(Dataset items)
-*-
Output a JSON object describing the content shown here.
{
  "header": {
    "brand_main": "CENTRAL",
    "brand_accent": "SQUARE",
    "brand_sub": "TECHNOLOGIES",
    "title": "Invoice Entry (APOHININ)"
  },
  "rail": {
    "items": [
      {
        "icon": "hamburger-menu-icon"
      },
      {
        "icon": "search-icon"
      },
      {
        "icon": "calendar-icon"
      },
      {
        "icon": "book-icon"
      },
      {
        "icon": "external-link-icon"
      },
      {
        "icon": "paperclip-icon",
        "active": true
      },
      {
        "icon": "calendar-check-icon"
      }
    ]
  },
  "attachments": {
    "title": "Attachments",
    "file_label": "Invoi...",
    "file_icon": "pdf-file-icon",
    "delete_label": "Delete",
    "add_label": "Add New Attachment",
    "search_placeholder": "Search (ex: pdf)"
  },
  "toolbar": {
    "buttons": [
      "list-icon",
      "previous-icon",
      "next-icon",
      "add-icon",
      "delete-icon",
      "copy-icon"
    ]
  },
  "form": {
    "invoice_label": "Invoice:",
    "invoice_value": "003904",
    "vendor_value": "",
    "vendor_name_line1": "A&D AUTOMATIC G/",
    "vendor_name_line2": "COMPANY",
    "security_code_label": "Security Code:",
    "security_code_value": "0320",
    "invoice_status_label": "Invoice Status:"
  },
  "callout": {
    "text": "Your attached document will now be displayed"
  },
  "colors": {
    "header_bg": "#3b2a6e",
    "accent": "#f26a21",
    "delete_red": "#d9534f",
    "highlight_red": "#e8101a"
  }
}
-*-
Task statement -> Emit the full listing verbatim.

Exercise output ->
Output a JSON object describing the content shown here.
{
  "header": {
    "brand_main": "CENTRAL",
    "brand_accent": "SQUARE",
    "brand_sub": "TECHNOLOGIES",
    "title": "Invoice Entry (APOHININ)"
  },
  "rail": {
    "items": [
      {
        "icon": "hamburger-menu-icon"
      },
      {
        "icon": "search-icon"
      },
      {
        "icon": "calendar-icon"
      },
      {
        "icon": "book-icon"
      },
      {
        "icon": "external-link-icon"
      },
      {
        "icon": "paperclip-icon",
        "active": true
      },
      {
        "icon": "calendar-check-icon"
      }
    ]
  },
  "attachments": {
    "title": "Attachments",
    "file_label": "Invoi...",
    "file_icon": "pdf-file-icon",
    "delete_label": "Delete",
    "add_label": "Add New Attachment",
    "search_placeholder": "Search (ex: pdf)"
  },
  "toolbar": {
    "buttons": [
      "list-icon",
      "previous-icon",
      "next-icon",
      "add-icon",
      "delete-icon",
      "copy-icon"
    ]
  },
  "form": {
    "invoice_label": "Invoice:",
    "invoice_value": "003904",
    "vendor_value": "",
    "vendor_name_line1": "A&D AUTOMATIC G/",
    "vendor_name_line2": "COMPANY",
    "security_code_label": "Security Code:",
    "security_code_value": "0320",
    "invoice_status_label": "Invoice Status:"
  },
  "callout": {
    "text": "Your attached document will now be displayed"
  },
  "colors": {
    "header_bg": "#3b2a6e",
    "accent": "#f26a21",
    "delete_red": "#d9534f",
    "highlight_red": "#e8101a"
  }
}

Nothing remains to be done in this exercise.